══ Information shown

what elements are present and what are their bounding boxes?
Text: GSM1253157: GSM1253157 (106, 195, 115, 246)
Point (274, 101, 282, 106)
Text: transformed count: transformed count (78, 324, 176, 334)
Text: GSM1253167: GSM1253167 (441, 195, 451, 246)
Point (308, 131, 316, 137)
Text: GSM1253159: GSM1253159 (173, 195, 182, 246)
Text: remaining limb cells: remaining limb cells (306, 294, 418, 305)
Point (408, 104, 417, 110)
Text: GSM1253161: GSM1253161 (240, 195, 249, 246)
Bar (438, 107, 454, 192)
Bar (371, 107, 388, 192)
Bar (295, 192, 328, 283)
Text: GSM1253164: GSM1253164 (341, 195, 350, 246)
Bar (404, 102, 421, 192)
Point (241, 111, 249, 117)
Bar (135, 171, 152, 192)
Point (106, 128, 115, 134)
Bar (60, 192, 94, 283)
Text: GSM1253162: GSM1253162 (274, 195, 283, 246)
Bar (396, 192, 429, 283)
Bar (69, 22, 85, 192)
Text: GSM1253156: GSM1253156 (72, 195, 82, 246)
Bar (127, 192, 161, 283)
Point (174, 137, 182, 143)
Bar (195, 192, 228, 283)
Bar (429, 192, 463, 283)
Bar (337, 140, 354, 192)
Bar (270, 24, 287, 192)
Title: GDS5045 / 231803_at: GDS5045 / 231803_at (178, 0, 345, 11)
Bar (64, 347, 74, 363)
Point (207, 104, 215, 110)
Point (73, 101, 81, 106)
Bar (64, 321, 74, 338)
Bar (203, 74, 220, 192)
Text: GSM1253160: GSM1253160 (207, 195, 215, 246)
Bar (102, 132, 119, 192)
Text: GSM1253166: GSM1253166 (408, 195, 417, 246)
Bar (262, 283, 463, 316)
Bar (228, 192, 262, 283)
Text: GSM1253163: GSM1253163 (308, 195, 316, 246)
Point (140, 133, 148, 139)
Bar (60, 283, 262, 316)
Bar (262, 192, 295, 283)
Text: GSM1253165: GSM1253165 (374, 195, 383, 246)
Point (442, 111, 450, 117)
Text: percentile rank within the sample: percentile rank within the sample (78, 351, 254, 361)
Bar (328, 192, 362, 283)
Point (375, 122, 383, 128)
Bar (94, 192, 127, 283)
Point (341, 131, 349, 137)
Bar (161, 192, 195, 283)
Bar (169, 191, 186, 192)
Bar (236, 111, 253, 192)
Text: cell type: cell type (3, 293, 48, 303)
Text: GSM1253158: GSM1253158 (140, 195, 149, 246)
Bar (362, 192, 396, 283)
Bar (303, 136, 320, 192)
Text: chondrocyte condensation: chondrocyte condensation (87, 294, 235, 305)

════

Goal of the exercise: Give only the number of lines in the preceding data that include the word "Point".

Solution to this exercise: 12